§ Work instructions
Make an exact copy of all the records.
■ ■ ■ ■ ■ ■ ■
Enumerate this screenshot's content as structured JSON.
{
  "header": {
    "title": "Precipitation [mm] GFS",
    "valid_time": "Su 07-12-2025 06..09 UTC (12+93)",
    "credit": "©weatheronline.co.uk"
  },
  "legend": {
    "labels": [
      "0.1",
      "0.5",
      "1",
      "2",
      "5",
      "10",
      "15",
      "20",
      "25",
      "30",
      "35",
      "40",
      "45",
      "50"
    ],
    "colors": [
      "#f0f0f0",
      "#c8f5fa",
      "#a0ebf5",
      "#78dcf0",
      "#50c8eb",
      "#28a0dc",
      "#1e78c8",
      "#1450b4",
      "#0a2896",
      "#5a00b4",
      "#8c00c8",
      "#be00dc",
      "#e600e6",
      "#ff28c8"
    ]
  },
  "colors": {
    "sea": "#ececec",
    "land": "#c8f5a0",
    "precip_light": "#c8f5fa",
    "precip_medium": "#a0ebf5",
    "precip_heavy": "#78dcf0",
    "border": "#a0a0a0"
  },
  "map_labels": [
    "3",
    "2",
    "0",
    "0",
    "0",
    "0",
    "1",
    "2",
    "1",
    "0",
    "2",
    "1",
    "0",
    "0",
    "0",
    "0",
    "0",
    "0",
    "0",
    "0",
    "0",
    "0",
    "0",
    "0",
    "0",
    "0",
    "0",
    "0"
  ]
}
■ ■ ■ ■ ■ ■ ■
§ Finished exercise
Enumerate this screenshot's content as structured JSON.
{
  "header": {
    "title": "Precipitation [mm] GFS",
    "valid_time": "Su 07-12-2025 06..09 UTC (12+93)",
    "credit": "©weatheronline.co.uk"
  },
  "legend": {
    "labels": [
      "0.1",
      "0.5",
      "1",
      "2",
      "5",
      "10",
      "15",
      "20",
      "25",
      "30",
      "35",
      "40",
      "45",
      "50"
    ],
    "colors": [
      "#f0f0f0",
      "#c8f5fa",
      "#a0ebf5",
      "#78dcf0",
      "#50c8eb",
      "#28a0dc",
      "#1e78c8",
      "#1450b4",
      "#0a2896",
      "#5a00b4",
      "#8c00c8",
      "#be00dc",
      "#e600e6",
      "#ff28c8"
    ]
  },
  "colors": {
    "sea": "#ececec",
    "land": "#c8f5a0",
    "precip_light": "#c8f5fa",
    "precip_medium": "#a0ebf5",
    "precip_heavy": "#78dcf0",
    "border": "#a0a0a0"
  },
  "map_labels": [
    "3",
    "2",
    "0",
    "0",
    "0",
    "0",
    "1",
    "2",
    "1",
    "0",
    "2",
    "1",
    "0",
    "0",
    "0",
    "0",
    "0",
    "0",
    "0",
    "0",
    "0",
    "0",
    "0",
    "0",
    "0",
    "0",
    "0",
    "0"
  ]
}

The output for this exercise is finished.